>>>

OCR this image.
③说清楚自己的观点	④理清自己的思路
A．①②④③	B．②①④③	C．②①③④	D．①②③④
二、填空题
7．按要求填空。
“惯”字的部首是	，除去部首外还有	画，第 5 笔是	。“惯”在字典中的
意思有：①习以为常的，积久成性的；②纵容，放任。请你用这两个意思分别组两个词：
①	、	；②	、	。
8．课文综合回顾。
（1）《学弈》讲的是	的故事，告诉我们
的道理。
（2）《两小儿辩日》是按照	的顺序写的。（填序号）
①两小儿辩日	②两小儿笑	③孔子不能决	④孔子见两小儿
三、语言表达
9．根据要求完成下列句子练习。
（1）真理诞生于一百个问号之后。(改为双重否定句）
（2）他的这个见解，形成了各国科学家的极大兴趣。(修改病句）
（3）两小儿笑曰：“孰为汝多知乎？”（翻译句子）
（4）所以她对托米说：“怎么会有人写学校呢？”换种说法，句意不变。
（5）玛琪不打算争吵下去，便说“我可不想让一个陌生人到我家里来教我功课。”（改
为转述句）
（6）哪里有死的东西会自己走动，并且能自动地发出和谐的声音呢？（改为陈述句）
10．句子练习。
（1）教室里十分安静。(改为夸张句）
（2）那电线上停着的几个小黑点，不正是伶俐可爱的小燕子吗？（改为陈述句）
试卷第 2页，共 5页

<<<

§ What needs to be done: Report how many lines in the listing above include the word "改为陈述句". Give nothing but the number.

§ Written answer: 2